* GIVEN INSTRUCTION
List every line in the material below that contains the word "bounding". Treat the match as case-sensitive.
:: EXCERPTED RECORDS ::
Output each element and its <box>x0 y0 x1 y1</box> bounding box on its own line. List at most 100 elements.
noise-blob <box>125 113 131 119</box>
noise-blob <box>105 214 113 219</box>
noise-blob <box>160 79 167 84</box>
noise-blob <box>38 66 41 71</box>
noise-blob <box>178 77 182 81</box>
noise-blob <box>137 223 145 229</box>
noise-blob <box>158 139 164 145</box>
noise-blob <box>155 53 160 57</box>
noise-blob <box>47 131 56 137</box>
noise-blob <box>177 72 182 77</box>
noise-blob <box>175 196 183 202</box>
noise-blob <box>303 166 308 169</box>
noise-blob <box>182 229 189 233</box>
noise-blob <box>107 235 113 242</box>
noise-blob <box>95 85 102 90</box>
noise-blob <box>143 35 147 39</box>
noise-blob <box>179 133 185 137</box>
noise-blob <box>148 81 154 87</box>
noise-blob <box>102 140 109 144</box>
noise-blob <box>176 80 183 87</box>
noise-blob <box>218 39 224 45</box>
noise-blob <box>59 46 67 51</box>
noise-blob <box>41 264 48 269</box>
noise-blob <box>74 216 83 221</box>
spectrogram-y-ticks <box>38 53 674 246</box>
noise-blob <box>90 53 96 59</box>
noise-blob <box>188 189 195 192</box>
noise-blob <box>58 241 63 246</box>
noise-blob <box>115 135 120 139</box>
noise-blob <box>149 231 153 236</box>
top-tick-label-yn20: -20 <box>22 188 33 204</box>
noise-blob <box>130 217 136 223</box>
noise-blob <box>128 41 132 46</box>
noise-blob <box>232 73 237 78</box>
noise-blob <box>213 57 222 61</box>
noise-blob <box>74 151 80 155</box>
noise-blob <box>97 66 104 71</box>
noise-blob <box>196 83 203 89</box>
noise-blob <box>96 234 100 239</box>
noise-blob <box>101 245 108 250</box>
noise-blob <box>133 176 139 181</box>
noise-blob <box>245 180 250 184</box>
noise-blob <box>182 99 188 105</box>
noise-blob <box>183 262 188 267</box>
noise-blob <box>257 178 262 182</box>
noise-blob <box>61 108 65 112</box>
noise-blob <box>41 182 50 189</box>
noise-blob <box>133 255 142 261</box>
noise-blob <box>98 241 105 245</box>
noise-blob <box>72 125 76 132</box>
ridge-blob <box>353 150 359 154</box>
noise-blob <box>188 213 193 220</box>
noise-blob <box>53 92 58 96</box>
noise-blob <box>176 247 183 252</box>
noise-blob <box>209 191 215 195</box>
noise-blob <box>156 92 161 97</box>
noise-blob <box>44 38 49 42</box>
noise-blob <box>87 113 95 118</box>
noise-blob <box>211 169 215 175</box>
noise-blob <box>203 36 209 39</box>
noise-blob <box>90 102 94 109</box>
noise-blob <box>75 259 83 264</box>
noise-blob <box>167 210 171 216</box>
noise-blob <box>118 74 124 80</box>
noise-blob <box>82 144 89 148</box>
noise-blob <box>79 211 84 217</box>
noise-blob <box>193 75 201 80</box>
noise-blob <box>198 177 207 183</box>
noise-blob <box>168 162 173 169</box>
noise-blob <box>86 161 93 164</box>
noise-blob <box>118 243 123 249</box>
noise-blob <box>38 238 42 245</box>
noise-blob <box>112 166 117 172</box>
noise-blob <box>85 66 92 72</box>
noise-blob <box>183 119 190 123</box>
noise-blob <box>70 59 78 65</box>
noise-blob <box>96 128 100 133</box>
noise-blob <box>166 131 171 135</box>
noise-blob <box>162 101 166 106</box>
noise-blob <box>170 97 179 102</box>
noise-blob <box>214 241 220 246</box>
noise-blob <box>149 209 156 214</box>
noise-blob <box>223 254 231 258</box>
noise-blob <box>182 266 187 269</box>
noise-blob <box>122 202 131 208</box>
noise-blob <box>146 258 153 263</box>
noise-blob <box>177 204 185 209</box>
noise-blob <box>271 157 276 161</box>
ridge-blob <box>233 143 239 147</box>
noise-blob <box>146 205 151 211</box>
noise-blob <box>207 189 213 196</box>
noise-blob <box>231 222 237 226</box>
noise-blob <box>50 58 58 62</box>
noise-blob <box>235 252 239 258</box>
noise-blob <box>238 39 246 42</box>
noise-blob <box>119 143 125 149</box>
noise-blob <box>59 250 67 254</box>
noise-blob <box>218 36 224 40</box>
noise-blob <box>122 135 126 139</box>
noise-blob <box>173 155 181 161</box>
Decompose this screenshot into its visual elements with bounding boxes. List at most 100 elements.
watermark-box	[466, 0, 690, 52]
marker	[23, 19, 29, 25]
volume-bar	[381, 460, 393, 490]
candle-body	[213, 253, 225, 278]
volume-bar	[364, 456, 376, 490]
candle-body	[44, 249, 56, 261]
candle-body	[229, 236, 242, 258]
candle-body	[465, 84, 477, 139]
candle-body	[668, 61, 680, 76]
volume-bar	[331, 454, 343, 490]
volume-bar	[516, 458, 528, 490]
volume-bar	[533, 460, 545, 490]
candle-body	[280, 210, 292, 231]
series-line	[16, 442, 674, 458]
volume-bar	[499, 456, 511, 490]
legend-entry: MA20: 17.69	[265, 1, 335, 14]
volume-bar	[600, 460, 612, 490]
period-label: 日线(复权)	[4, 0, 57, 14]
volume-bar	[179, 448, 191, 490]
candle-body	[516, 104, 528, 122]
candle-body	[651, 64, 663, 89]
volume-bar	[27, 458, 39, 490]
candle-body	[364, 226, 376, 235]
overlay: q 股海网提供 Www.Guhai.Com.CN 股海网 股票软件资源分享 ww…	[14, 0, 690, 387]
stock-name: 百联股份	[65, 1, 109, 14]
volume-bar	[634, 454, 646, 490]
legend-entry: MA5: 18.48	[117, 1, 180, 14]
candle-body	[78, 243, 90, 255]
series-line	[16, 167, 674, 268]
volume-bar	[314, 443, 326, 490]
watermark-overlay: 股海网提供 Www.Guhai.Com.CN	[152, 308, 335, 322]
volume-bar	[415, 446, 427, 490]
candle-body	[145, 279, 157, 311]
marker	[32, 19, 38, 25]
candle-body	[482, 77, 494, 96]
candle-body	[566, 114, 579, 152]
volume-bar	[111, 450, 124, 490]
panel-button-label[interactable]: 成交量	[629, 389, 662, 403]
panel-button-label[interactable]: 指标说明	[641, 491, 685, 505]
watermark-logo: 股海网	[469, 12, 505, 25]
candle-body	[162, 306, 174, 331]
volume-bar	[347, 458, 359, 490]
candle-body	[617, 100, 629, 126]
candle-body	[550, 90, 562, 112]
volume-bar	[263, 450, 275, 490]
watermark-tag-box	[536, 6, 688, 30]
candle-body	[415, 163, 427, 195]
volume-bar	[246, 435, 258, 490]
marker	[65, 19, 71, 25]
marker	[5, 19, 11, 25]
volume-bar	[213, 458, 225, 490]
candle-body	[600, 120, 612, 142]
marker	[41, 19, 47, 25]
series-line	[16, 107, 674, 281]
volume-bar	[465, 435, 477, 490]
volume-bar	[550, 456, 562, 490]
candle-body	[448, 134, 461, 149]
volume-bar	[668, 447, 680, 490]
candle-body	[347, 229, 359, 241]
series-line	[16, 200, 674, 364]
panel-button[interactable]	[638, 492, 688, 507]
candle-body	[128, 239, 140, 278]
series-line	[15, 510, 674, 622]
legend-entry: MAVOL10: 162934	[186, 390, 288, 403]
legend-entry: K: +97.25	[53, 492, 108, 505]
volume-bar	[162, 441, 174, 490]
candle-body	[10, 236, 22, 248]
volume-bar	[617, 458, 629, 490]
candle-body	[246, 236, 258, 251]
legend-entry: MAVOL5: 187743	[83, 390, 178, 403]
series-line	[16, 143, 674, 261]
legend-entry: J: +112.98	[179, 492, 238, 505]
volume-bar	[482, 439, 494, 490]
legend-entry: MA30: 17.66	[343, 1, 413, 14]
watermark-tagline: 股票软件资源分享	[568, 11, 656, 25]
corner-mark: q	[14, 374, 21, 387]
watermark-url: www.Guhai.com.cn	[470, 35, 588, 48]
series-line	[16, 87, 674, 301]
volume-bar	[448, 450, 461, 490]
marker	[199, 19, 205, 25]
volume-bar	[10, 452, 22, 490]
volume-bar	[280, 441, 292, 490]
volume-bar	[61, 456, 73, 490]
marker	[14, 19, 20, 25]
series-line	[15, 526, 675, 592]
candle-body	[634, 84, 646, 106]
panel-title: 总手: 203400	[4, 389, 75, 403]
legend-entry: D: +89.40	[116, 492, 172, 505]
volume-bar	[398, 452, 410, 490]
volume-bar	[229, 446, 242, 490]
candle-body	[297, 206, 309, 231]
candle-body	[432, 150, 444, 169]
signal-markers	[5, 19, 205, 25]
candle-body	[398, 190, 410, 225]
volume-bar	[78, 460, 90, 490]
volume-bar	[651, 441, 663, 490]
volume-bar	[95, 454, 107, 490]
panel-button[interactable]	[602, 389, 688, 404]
:::
* OUTPUT BELOW
Output each element and its <box>x0 y0 x1 y1</box> bounding box on its own line. List at most 100 elements.
Decompose this screenshot into its visual elements with bounding boxes. List at most 100 elements.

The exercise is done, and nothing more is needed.